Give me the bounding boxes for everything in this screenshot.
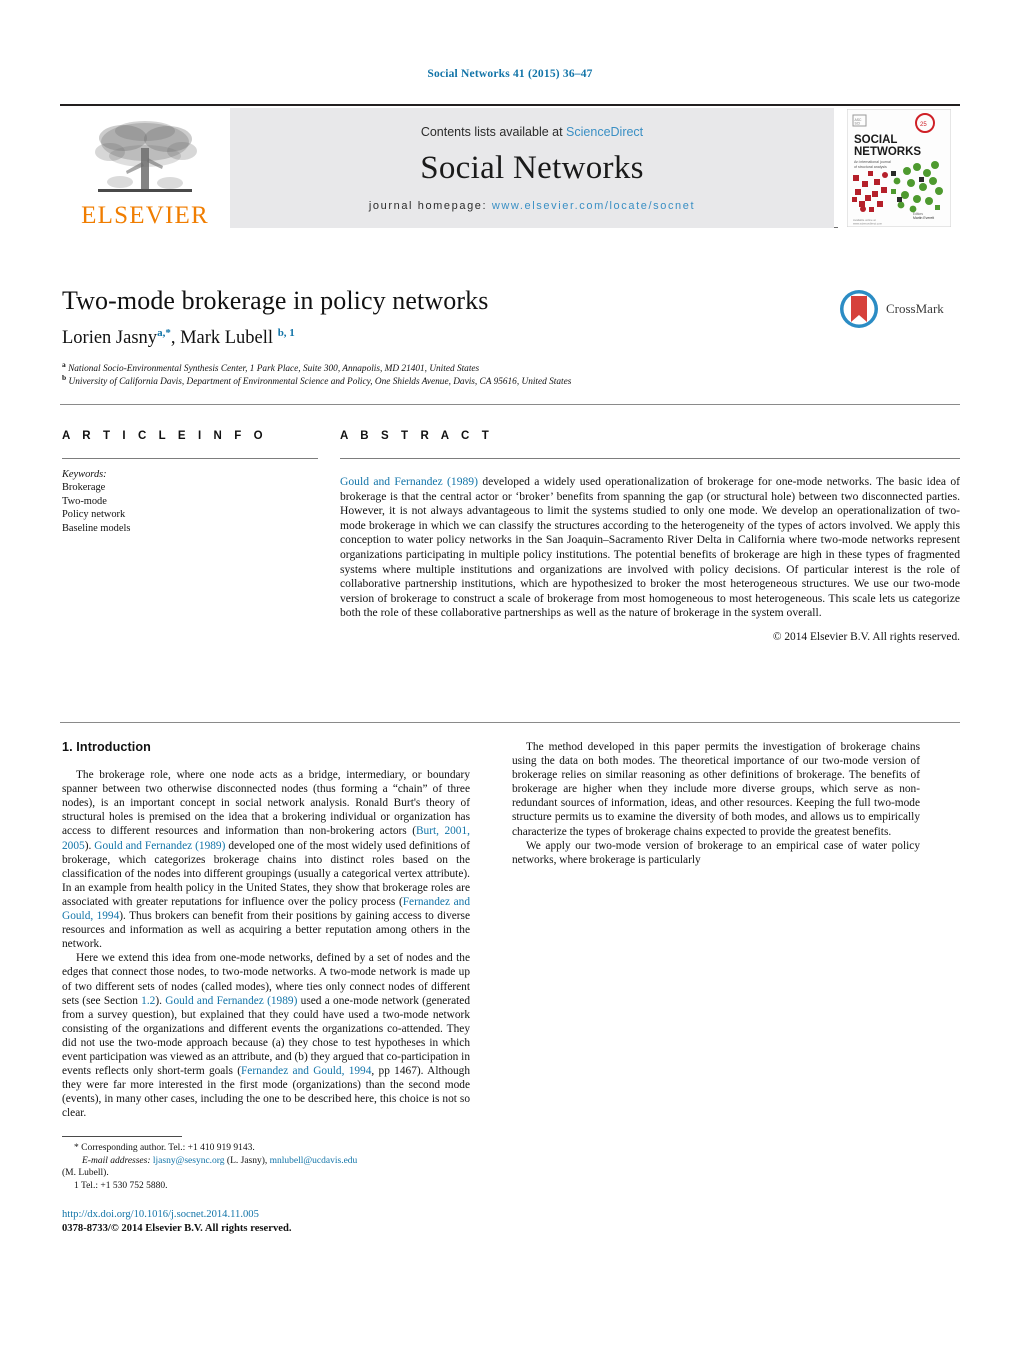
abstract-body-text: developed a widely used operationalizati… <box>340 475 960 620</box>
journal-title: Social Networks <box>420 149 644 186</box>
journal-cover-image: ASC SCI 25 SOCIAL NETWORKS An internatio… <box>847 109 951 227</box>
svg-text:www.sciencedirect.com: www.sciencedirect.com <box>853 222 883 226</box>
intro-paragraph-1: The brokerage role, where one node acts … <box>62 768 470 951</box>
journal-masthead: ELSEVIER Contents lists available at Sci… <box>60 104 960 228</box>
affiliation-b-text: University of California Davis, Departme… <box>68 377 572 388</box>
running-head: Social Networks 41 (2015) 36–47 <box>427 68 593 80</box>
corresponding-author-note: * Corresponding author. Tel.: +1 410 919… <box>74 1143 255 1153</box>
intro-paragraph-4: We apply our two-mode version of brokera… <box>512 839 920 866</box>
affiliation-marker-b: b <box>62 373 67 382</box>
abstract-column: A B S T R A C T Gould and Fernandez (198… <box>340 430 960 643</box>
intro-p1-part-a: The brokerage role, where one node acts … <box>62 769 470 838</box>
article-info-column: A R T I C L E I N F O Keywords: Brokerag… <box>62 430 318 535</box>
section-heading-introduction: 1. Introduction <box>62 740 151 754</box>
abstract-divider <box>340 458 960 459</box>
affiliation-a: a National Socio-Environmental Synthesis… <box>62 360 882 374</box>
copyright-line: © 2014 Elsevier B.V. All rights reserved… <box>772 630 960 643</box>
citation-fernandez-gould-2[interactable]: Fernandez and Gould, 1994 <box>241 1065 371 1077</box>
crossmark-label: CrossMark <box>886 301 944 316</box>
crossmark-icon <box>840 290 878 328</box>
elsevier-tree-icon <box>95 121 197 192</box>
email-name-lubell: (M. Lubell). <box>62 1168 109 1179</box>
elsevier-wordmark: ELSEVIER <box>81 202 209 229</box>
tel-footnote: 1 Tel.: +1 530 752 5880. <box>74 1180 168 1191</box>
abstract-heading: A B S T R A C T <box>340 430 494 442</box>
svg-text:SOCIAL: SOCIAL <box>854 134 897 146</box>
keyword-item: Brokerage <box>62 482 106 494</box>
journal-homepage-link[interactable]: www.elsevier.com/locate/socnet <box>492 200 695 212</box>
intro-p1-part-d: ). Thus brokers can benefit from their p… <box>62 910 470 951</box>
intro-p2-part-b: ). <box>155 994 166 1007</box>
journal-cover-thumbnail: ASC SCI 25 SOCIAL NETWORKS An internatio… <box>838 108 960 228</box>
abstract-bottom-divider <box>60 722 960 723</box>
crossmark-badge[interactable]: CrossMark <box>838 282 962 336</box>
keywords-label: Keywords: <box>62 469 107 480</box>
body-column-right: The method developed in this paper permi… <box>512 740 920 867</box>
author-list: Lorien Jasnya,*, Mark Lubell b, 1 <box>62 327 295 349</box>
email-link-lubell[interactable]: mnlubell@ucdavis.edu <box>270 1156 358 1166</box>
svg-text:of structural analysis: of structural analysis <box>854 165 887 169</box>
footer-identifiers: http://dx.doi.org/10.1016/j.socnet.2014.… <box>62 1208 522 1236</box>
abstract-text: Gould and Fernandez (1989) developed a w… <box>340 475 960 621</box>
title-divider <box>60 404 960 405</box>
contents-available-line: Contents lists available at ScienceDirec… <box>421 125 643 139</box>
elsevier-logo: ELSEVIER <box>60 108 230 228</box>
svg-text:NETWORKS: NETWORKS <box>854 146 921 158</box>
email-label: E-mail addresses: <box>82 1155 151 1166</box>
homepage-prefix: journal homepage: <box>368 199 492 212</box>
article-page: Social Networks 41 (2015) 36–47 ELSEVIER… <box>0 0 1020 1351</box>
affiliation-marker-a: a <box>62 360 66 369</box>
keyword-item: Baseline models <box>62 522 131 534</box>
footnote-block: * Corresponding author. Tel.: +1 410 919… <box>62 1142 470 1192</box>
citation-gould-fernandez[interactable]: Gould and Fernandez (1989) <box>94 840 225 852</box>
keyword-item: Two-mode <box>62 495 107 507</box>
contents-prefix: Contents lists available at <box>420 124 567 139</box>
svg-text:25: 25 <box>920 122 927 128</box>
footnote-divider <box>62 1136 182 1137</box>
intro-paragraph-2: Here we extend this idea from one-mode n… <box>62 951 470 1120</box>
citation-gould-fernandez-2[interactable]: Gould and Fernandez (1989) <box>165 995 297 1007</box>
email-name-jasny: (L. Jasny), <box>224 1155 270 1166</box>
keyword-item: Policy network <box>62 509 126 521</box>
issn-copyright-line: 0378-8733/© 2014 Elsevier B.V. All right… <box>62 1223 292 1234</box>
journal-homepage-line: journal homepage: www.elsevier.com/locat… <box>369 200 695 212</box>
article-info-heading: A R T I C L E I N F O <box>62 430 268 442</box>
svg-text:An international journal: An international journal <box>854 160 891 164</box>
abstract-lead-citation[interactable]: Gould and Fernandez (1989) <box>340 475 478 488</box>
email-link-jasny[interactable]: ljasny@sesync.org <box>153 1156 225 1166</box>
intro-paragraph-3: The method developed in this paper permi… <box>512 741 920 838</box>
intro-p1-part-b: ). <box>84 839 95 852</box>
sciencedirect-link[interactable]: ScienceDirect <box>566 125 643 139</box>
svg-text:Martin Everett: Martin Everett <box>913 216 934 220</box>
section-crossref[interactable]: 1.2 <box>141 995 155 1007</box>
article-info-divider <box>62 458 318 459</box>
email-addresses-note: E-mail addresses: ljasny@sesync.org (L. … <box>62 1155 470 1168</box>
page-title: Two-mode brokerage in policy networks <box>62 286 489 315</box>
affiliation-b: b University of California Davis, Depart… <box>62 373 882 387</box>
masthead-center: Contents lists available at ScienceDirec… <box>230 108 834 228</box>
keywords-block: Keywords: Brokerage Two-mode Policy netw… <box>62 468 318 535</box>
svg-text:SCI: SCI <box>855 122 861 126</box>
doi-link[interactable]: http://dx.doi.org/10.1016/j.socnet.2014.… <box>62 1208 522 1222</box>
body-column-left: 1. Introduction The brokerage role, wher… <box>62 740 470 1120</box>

###

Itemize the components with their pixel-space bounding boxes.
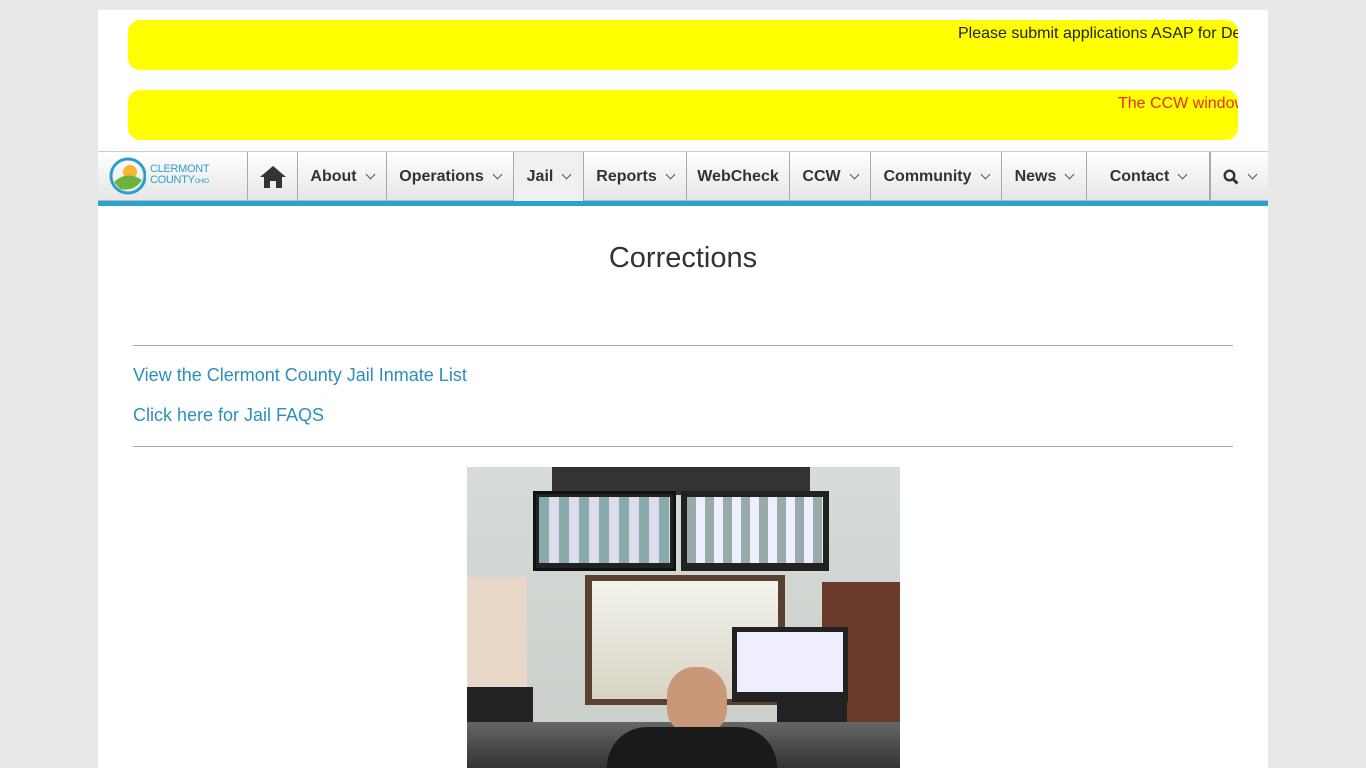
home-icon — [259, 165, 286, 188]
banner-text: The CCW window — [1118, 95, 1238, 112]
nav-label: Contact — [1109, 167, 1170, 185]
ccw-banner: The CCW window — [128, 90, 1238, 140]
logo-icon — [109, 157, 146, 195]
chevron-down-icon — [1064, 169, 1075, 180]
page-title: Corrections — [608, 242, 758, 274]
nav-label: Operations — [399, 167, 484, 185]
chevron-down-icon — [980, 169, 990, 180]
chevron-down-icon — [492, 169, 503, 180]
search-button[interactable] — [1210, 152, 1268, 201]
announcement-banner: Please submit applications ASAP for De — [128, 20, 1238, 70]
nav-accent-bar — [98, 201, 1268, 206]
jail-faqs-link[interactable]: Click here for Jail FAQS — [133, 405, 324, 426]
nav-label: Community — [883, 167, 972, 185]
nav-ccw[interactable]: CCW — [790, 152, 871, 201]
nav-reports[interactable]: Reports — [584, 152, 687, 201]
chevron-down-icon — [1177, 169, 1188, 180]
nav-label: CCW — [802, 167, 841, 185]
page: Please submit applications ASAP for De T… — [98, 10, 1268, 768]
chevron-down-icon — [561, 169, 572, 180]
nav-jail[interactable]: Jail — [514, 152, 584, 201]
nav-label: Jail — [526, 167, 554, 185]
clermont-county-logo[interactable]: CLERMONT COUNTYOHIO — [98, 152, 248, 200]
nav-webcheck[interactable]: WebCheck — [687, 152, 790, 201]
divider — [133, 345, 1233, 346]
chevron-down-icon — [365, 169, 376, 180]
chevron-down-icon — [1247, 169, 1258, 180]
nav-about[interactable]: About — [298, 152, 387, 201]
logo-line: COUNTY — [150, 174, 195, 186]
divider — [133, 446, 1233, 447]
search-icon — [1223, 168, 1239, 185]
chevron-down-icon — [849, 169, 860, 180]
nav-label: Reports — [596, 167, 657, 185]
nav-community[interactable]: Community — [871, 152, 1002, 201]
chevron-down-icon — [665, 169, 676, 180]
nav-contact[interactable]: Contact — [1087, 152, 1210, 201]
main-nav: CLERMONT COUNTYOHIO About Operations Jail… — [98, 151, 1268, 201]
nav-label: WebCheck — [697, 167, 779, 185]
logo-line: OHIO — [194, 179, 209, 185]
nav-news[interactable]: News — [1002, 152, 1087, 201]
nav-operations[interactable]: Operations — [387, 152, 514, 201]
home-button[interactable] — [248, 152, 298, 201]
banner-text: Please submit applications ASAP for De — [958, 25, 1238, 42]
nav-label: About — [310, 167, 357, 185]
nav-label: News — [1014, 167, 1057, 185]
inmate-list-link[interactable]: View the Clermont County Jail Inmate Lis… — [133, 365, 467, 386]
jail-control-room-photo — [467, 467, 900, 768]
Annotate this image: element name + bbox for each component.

###

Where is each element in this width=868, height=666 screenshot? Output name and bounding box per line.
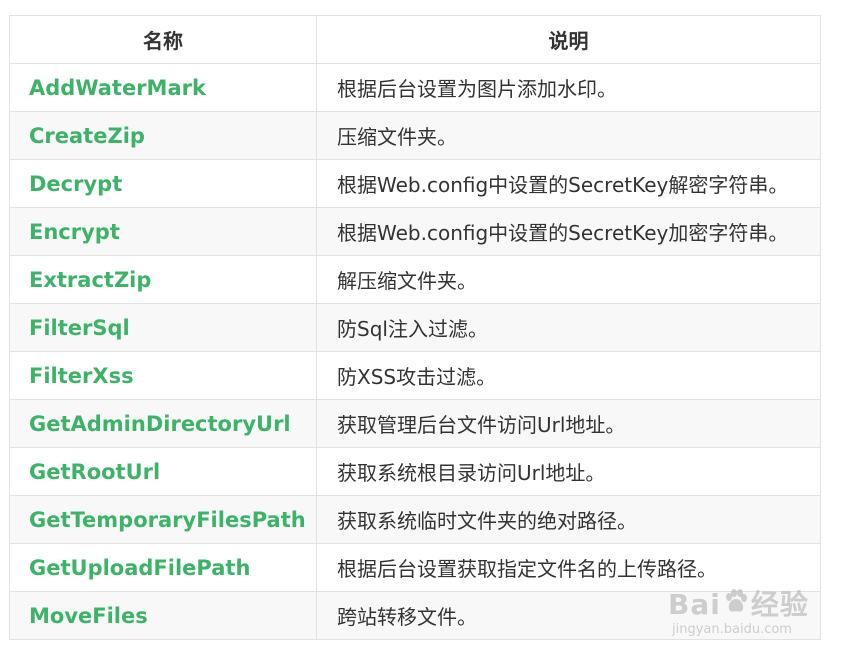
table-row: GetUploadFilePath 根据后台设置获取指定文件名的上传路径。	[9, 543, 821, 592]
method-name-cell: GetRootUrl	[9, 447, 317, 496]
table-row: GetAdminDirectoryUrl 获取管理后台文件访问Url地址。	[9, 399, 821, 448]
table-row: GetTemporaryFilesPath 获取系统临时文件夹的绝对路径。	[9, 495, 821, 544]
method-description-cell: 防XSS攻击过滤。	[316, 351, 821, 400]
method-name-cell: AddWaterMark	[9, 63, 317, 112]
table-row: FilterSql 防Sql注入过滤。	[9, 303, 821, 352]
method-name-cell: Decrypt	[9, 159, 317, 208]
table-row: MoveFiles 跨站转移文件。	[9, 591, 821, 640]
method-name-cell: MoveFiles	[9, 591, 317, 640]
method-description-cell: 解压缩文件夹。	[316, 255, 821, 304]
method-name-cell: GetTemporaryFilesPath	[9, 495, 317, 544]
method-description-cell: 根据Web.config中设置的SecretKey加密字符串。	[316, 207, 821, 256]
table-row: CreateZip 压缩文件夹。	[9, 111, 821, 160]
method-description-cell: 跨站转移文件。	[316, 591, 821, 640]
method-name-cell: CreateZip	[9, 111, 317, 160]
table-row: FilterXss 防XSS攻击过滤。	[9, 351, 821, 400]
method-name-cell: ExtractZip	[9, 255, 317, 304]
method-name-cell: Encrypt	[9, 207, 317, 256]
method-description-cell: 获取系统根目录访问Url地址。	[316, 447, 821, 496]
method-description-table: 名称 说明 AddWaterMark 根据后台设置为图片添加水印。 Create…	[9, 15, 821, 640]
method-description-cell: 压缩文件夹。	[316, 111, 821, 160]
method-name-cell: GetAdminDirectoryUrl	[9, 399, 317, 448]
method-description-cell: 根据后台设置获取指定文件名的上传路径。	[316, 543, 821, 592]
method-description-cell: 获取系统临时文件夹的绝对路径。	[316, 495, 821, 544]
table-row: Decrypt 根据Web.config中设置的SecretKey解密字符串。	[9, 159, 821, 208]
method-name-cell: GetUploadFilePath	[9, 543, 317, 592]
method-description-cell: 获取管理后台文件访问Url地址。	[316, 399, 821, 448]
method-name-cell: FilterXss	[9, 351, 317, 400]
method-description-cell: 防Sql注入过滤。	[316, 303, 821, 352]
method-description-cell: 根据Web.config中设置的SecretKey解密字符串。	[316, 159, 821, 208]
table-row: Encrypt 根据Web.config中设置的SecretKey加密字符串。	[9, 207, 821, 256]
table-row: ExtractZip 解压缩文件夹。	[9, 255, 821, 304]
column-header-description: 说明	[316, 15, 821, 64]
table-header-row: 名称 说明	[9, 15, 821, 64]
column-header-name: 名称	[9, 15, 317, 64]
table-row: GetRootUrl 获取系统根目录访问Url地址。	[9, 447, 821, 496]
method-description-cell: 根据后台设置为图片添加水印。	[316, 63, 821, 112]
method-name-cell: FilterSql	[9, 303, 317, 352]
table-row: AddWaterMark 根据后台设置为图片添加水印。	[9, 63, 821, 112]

###

Format the rows from the line with "home-icon — [259, 165, 286, 188]" to the line with "nav-label: Jail — [526, 167, 554, 185]" as a JSON list of strings, one string per line, leaving out blank lines.

Answer to the problem:
[
  "home-icon — [259, 165, 286, 188]",
  "banner-text: The CCW window — [1118, 95, 1238, 112]",
  "nav-label: Contact — [1109, 167, 1170, 185]",
  "ccw-banner: The CCW window — [128, 90, 1238, 140]",
  "logo-icon — [109, 157, 146, 195]",
  "chevron-down-icon — [1064, 169, 1075, 180]",
  "page-title: Corrections — [608, 242, 758, 274]",
  "nav-label: Operations — [399, 167, 484, 185]",
  "chevron-down-icon — [980, 169, 990, 180]",
  "chevron-down-icon — [492, 169, 503, 180]",
  "search-button[interactable] — [1210, 152, 1268, 201]",
  "announcement-banner: Please submit applications ASAP for De — [128, 20, 1238, 70]",
  "nav-accent-bar — [98, 201, 1268, 206]",
  "jail-faqs-link[interactable]: Click here for Jail FAQS — [133, 405, 324, 426]",
  "nav-label: Community — [883, 167, 972, 185]",
  "nav-ccw[interactable]: CCW — [790, 152, 871, 201]",
  "nav-reports[interactable]: Reports — [584, 152, 687, 201]",
  "chevron-down-icon — [1177, 169, 1188, 180]",
  "nav-label: CCW — [802, 167, 841, 185]",
  "page: Please submit applications ASAP for De T… — [98, 10, 1268, 768]",
  "chevron-down-icon — [561, 169, 572, 180]",
  "nav-jail[interactable]: Jail — [514, 152, 584, 201]",
  "nav-label: Jail — [526, 167, 554, 185]"
]